- **What you should do**:
Return all of the entries exactly, with nothing added or left out.

- **Record excerpts**:
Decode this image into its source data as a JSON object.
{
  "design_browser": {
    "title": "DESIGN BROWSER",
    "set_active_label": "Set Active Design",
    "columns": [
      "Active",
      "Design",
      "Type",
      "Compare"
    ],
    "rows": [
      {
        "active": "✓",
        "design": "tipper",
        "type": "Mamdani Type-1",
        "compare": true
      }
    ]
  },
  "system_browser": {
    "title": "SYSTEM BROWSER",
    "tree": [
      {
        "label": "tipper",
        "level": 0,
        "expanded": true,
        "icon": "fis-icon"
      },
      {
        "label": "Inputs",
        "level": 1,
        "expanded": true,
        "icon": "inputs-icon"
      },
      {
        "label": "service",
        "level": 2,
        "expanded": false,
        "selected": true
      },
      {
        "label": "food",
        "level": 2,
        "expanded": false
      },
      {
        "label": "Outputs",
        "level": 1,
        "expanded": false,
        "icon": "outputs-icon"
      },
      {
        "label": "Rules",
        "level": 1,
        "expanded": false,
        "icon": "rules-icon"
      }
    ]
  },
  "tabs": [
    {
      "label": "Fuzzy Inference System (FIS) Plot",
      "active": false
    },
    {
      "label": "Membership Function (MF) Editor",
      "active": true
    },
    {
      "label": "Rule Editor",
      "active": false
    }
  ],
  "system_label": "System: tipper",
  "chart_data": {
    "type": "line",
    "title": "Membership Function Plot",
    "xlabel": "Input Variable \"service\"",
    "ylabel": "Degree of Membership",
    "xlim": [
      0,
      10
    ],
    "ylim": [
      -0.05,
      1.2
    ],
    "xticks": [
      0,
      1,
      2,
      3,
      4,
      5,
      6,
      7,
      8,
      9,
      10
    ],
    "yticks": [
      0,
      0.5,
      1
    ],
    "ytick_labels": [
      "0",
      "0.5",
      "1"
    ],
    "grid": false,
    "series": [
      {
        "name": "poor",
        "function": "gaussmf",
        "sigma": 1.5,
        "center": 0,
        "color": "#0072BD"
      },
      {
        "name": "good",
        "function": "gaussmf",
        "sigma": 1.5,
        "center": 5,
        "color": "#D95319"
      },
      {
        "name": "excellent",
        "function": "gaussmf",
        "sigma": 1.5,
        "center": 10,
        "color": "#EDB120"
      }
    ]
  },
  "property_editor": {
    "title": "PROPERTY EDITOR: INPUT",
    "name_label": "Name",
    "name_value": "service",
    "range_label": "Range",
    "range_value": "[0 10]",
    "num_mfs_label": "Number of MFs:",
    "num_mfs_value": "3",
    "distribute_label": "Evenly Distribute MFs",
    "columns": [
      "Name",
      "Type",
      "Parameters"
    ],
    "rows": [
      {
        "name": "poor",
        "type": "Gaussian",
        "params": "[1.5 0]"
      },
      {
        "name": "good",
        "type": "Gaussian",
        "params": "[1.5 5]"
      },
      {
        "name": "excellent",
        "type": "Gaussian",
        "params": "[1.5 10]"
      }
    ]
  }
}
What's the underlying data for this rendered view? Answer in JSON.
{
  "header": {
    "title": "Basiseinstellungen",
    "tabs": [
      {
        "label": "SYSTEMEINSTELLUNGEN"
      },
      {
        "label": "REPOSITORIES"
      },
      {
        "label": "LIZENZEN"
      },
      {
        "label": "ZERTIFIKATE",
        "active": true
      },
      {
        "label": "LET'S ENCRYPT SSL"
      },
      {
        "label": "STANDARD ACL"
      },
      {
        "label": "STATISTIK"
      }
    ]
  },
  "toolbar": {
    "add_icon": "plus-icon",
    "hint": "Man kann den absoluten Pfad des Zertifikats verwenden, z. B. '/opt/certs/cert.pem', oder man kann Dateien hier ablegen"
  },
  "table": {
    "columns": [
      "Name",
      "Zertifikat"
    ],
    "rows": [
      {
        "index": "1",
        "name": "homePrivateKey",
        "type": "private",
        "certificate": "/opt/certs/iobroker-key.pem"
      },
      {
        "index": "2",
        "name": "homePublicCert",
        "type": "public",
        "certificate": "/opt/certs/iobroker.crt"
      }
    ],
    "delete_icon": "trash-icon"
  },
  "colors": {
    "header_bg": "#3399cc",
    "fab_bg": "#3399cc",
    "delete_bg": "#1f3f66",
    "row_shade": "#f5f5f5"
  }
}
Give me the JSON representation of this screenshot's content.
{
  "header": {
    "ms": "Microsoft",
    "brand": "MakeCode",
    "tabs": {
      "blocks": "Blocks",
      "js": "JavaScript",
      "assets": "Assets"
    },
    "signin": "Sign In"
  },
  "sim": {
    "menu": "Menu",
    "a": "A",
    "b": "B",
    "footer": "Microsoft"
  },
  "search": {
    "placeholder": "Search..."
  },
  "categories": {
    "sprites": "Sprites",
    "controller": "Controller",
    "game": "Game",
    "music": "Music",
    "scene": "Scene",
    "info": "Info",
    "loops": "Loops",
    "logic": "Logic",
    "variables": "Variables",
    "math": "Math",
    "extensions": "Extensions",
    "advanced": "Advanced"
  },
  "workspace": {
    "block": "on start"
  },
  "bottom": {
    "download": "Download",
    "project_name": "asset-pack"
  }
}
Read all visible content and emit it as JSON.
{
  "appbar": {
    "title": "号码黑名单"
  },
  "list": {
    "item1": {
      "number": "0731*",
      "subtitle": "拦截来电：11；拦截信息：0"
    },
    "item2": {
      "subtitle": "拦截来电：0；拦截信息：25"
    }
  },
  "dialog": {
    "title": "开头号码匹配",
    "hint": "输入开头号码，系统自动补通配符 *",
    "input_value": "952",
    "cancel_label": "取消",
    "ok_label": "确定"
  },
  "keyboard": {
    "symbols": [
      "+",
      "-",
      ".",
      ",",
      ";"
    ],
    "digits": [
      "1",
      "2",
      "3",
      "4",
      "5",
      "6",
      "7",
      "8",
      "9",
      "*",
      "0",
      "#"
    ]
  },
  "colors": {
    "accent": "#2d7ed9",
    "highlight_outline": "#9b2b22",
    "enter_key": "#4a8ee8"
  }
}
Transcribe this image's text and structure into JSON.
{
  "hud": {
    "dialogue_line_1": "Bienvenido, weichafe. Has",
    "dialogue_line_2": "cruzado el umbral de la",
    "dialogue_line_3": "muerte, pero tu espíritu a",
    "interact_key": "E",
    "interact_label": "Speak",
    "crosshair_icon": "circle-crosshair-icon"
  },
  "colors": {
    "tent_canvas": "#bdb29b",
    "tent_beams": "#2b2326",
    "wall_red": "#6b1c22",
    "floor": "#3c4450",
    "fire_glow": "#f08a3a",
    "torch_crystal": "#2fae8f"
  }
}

- **Exercise solution**:
Decode this image into its source data as a JSON object.
{
  "design_browser": {
    "title": "DESIGN BROWSER",
    "set_active_label": "Set Active Design",
    "columns": [
      "Active",
      "Design",
      "Type",
      "Compare"
    ],
    "rows": [
      {
        "active": "✓",
        "design": "tipper",
        "type": "Mamdani Type-1",
        "compare": true
      }
    ]
  },
  "system_browser": {
    "title": "SYSTEM BROWSER",
    "tree": [
      {
        "label": "tipper",
        "level": 0,
        "expanded": true,
        "icon": "fis-icon"
      },
      {
        "label": "Inputs",
        "level": 1,
        "expanded": true,
        "icon": "inputs-icon"
      },
      {
        "label": "service",
        "level": 2,
        "expanded": false,
        "selected": true
      },
      {
        "label": "food",
        "level": 2,
        "expanded": false
      },
      {
        "label": "Outputs",
        "level": 1,
        "expanded": false,
        "icon": "outputs-icon"
      },
      {
        "label": "Rules",
        "level": 1,
        "expanded": false,
        "icon": "rules-icon"
      }
    ]
  },
  "tabs": [
    {
      "label": "Fuzzy Inference System (FIS) Plot",
      "active": false
    },
    {
      "label": "Membership Function (MF) Editor",
      "active": true
    },
    {
      "label": "Rule Editor",
      "active": false
    }
  ],
  "system_label": "System: tipper",
  "chart_data": {
    "type": "line",
    "title": "Membership Function Plot",
    "xlabel": "Input Variable \"service\"",
    "ylabel": "Degree of Membership",
    "xlim": [
      0,
      10
    ],
    "ylim": [
      -0.05,
      1.2
    ],
    "xticks": [
      0,
      1,
      2,
      3,
      4,
      5,
      6,
      7,
      8,
      9,
      10
    ],
    "yticks": [
      0,
      0.5,
      1
    ],
    "ytick_labels": [
      "0",
      "0.5",
      "1"
    ],
    "grid": false,
    "series": [
      {
        "name": "poor",
        "function": "gaussmf",
        "sigma": 1.5,
        "center": 0,
        "color": "#0072BD"
      },
      {
        "name": "good",
        "function": "gaussmf",
        "sigma": 1.5,
        "center": 5,
        "color": "#D95319"
      },
      {
        "name": "excellent",
        "function": "gaussmf",
        "sigma": 1.5,
        "center": 10,
        "color": "#EDB120"
      }
    ]
  },
  "property_editor": {
    "title": "PROPERTY EDITOR: INPUT",
    "name_label": "Name",
    "name_value": "service",
    "range_label": "Range",
    "range_value": "[0 10]",
    "num_mfs_label": "Number of MFs:",
    "num_mfs_value": "3",
    "distribute_label": "Evenly Distribute MFs",
    "columns": [
      "Name",
      "Type",
      "Parameters"
    ],
    "rows": [
      {
        "name": "poor",
        "type": "Gaussian",
        "params": "[1.5 0]"
      },
      {
        "name": "good",
        "type": "Gaussian",
        "params": "[1.5 5]"
      },
      {
        "name": "excellent",
        "type": "Gaussian",
        "params": "[1.5 10]"
      }
    ]
  }
}
What's the underlying data for this rendered view? Answer in JSON.
{
  "header": {
    "title": "Basiseinstellungen",
    "tabs": [
      {
        "label": "SYSTEMEINSTELLUNGEN"
      },
      {
        "label": "REPOSITORIES"
      },
      {
        "label": "LIZENZEN"
      },
      {
        "label": "ZERTIFIKATE",
        "active": true
      },
      {
        "label": "LET'S ENCRYPT SSL"
      },
      {
        "label": "STANDARD ACL"
      },
      {
        "label": "STATISTIK"
      }
    ]
  },
  "toolbar": {
    "add_icon": "plus-icon",
    "hint": "Man kann den absoluten Pfad des Zertifikats verwenden, z. B. '/opt/certs/cert.pem', oder man kann Dateien hier ablegen"
  },
  "table": {
    "columns": [
      "Name",
      "Zertifikat"
    ],
    "rows": [
      {
        "index": "1",
        "name": "homePrivateKey",
        "type": "private",
        "certificate": "/opt/certs/iobroker-key.pem"
      },
      {
        "index": "2",
        "name": "homePublicCert",
        "type": "public",
        "certificate": "/opt/certs/iobroker.crt"
      }
    ],
    "delete_icon": "trash-icon"
  },
  "colors": {
    "header_bg": "#3399cc",
    "fab_bg": "#3399cc",
    "delete_bg": "#1f3f66",
    "row_shade": "#f5f5f5"
  }
}
Give me the JSON representation of this screenshot's content.
{
  "header": {
    "ms": "Microsoft",
    "brand": "MakeCode",
    "tabs": {
      "blocks": "Blocks",
      "js": "JavaScript",
      "assets": "Assets"
    },
    "signin": "Sign In"
  },
  "sim": {
    "menu": "Menu",
    "a": "A",
    "b": "B",
    "footer": "Microsoft"
  },
  "search": {
    "placeholder": "Search..."
  },
  "categories": {
    "sprites": "Sprites",
    "controller": "Controller",
    "game": "Game",
    "music": "Music",
    "scene": "Scene",
    "info": "Info",
    "loops": "Loops",
    "logic": "Logic",
    "variables": "Variables",
    "math": "Math",
    "extensions": "Extensions",
    "advanced": "Advanced"
  },
  "workspace": {
    "block": "on start"
  },
  "bottom": {
    "download": "Download",
    "project_name": "asset-pack"
  }
}
Read all visible content and emit it as JSON.
{
  "appbar": {
    "title": "号码黑名单"
  },
  "list": {
    "item1": {
      "number": "0731*",
      "subtitle": "拦截来电：11；拦截信息：0"
    },
    "item2": {
      "subtitle": "拦截来电：0；拦截信息：25"
    }
  },
  "dialog": {
    "title": "开头号码匹配",
    "hint": "输入开头号码，系统自动补通配符 *",
    "input_value": "952",
    "cancel_label": "取消",
    "ok_label": "确定"
  },
  "keyboard": {
    "symbols": [
      "+",
      "-",
      ".",
      ",",
      ";"
    ],
    "digits": [
      "1",
      "2",
      "3",
      "4",
      "5",
      "6",
      "7",
      "8",
      "9",
      "*",
      "0",
      "#"
    ]
  },
  "colors": {
    "accent": "#2d7ed9",
    "highlight_outline": "#9b2b22",
    "enter_key": "#4a8ee8"
  }
}
Transcribe this image's text and structure into JSON.
{
  "hud": {
    "dialogue_line_1": "Bienvenido, weichafe. Has",
    "dialogue_line_2": "cruzado el umbral de la",
    "dialogue_line_3": "muerte, pero tu espíritu a",
    "interact_key": "E",
    "interact_label": "Speak",
    "crosshair_icon": "circle-crosshair-icon"
  },
  "colors": {
    "tent_canvas": "#bdb29b",
    "tent_beams": "#2b2326",
    "wall_red": "#6b1c22",
    "floor": "#3c4450",
    "fire_glow": "#f08a3a",
    "torch_crystal": "#2fae8f"
  }
}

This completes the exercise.